Request:
Look through the material below. Copy each line that contains the string "this".
**** Records provided ****
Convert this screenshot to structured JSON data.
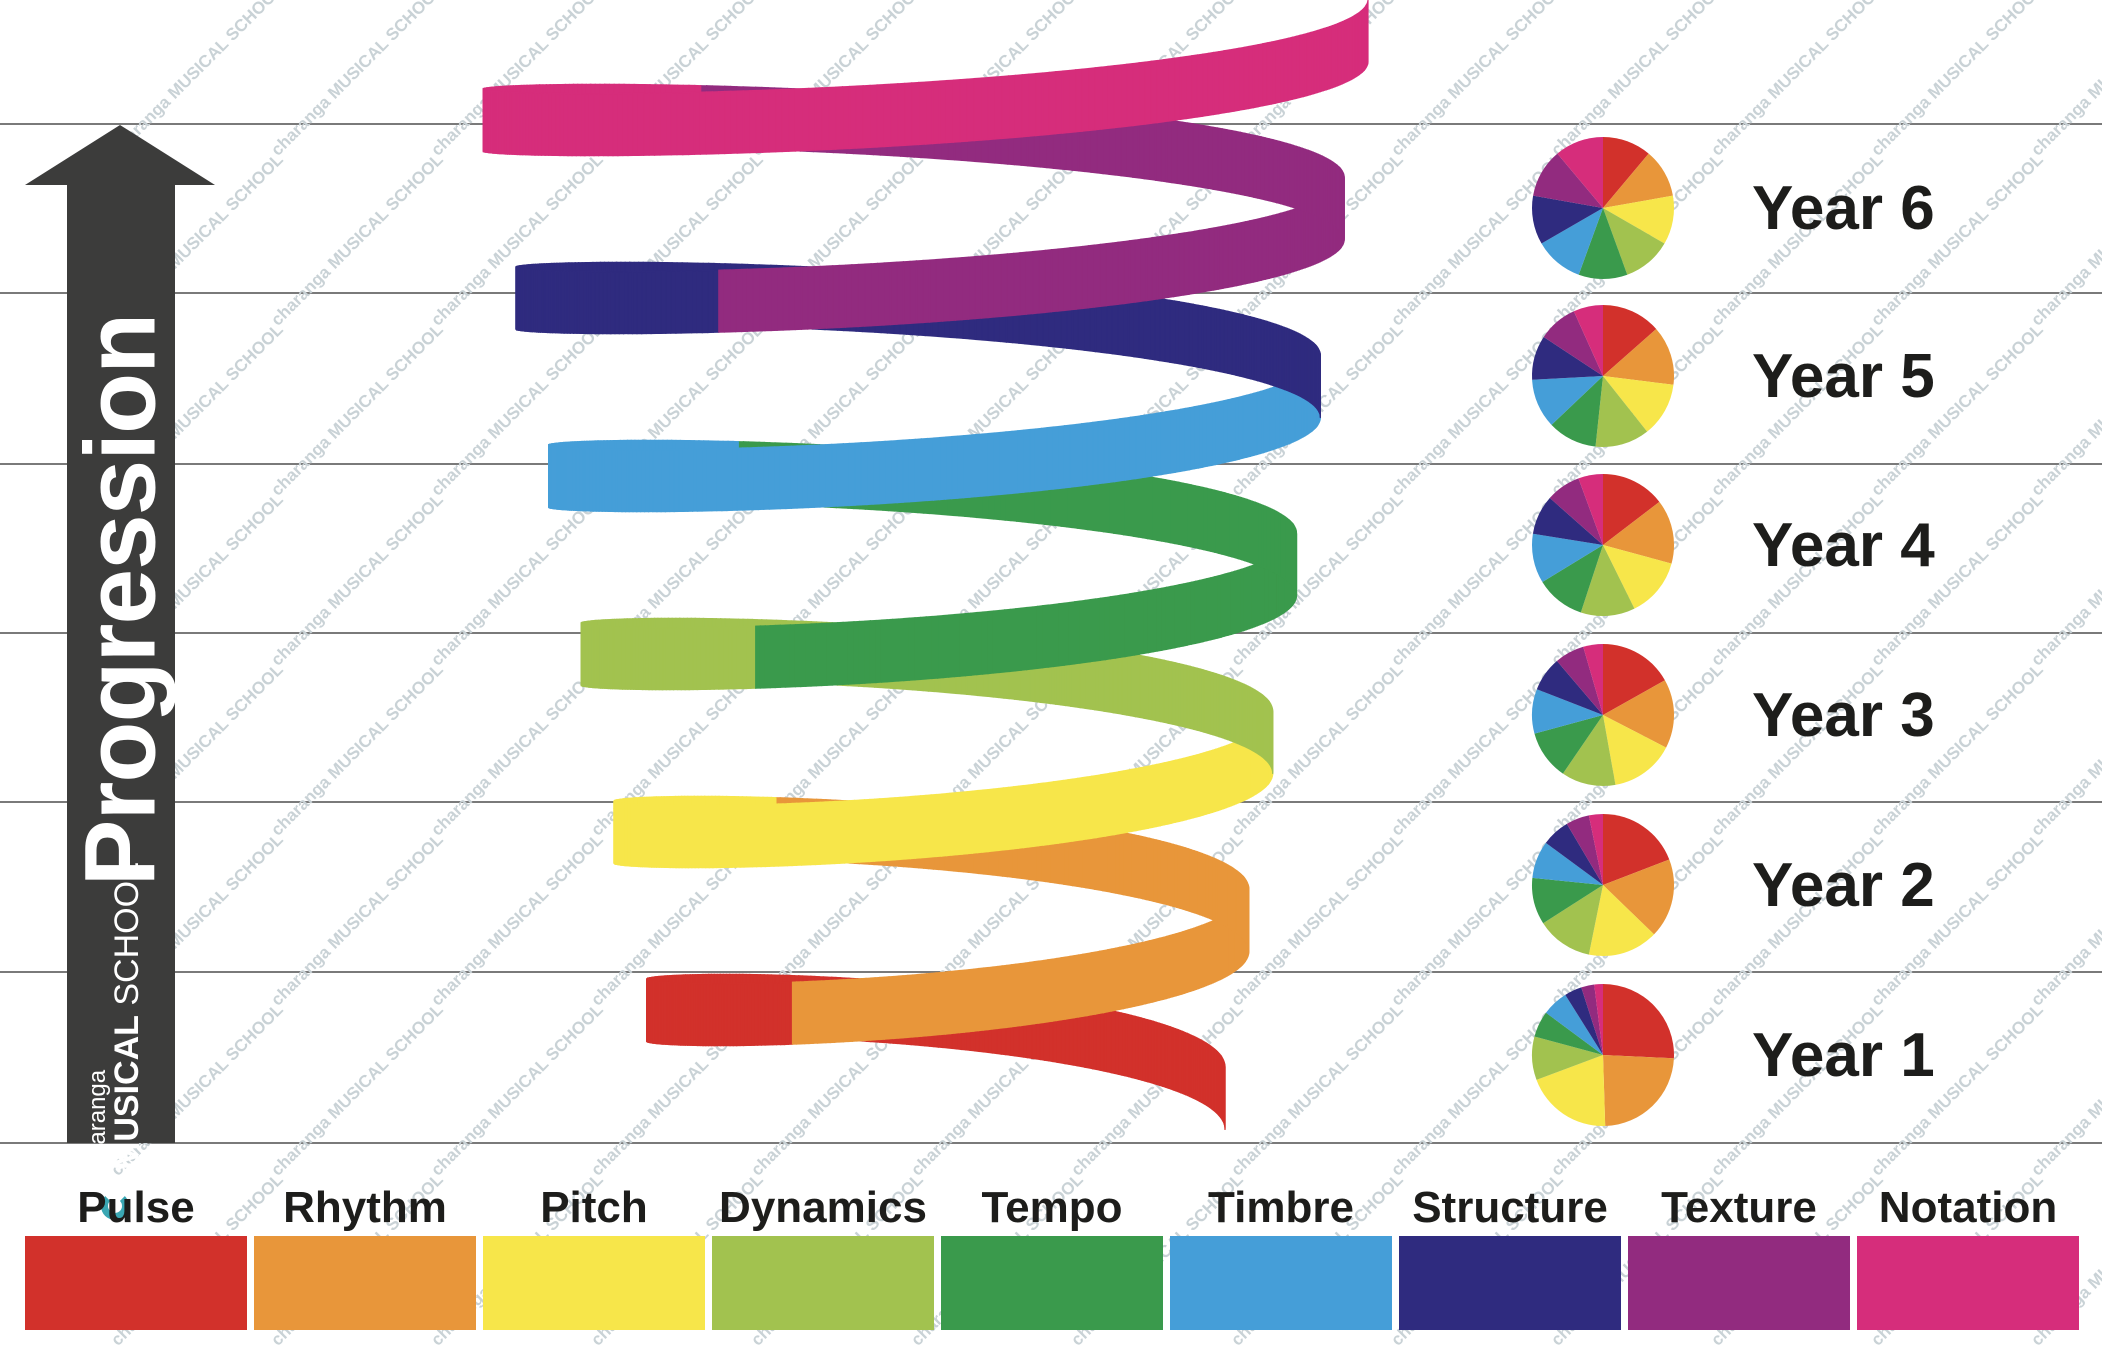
{
  "progression": {
    "label": "Progression",
    "brand_small": "charanga",
    "brand_big_bold": "MUSICAL",
    "brand_big_rest": " SCHOOL"
  },
  "watermark": "charanga MUSICAL SCHOOL",
  "elements": [
    {
      "name": "Pulse",
      "color": "#d2312b"
    },
    {
      "name": "Rhythm",
      "color": "#e8963a"
    },
    {
      "name": "Pitch",
      "color": "#f7e64a"
    },
    {
      "name": "Dynamics",
      "color": "#a2c24f"
    },
    {
      "name": "Tempo",
      "color": "#3a9a4c"
    },
    {
      "name": "Timbre",
      "color": "#459ed8"
    },
    {
      "name": "Structure",
      "color": "#2f2b7f"
    },
    {
      "name": "Texture",
      "color": "#922b7f"
    },
    {
      "name": "Notation",
      "color": "#d62d7b"
    }
  ],
  "years": [
    {
      "label": "Year 6",
      "weights": [
        1,
        1,
        1,
        1,
        1,
        1,
        1,
        1,
        1
      ]
    },
    {
      "label": "Year 5",
      "weights": [
        1.2,
        1.2,
        1.1,
        1.1,
        1,
        1,
        0.9,
        0.8,
        0.6
      ]
    },
    {
      "label": "Year 4",
      "weights": [
        1.3,
        1.3,
        1.2,
        1.1,
        1,
        1,
        0.8,
        0.7,
        0.5
      ]
    },
    {
      "label": "Year 3",
      "weights": [
        1.5,
        1.4,
        1.3,
        1.1,
        1,
        0.9,
        0.7,
        0.6,
        0.4
      ]
    },
    {
      "label": "Year 2",
      "weights": [
        1.8,
        1.7,
        1.5,
        1.2,
        1,
        0.8,
        0.6,
        0.5,
        0.3
      ]
    },
    {
      "label": "Year 1",
      "weights": [
        2.6,
        2.4,
        2.0,
        1.0,
        0.6,
        0.6,
        0.4,
        0.3,
        0.2
      ]
    }
  ]
}
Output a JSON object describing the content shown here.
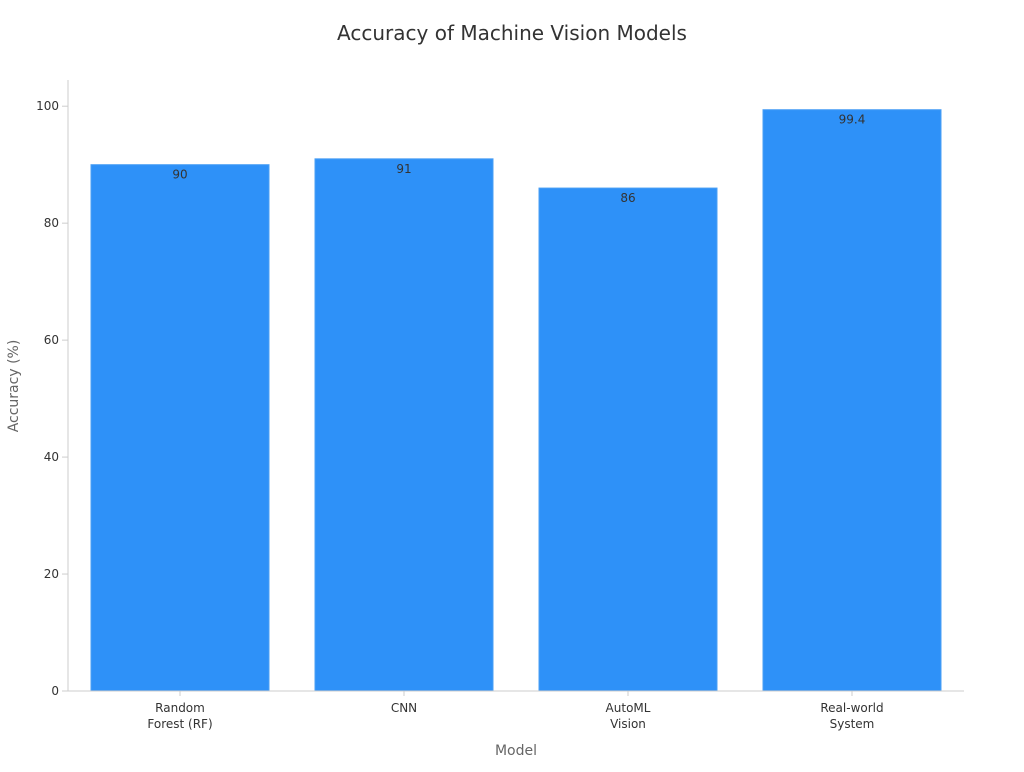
{
  "chart_data": {
    "type": "bar",
    "title": "Accuracy of Machine Vision Models",
    "xlabel": "Model",
    "ylabel": "Accuracy (%)",
    "categories": [
      [
        "Random",
        "Forest (RF)"
      ],
      [
        "CNN"
      ],
      [
        "AutoML",
        "Vision"
      ],
      [
        "Real-world",
        "System"
      ]
    ],
    "values": [
      90,
      91,
      86,
      99.4
    ],
    "value_labels": [
      "90",
      "91",
      "86",
      "99.4"
    ],
    "ylim": [
      0,
      104.5
    ],
    "yticks": [
      0,
      20,
      40,
      60,
      80,
      100
    ],
    "grid": false,
    "legend": "none",
    "colors": {
      "bar": "#2e91f8",
      "bar_edge": "#4a9ff5",
      "axis": "#cccccc",
      "title": "#333333",
      "axis_label": "#666666",
      "tick_label": "#333333",
      "value_label": "#333333"
    }
  }
}
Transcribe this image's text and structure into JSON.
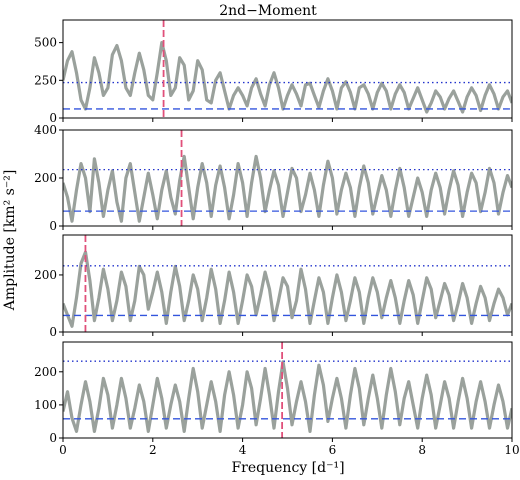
****
The reply:
Convert this screenshot to structured JSON data.
Transcribe this image's text and structure into JSON.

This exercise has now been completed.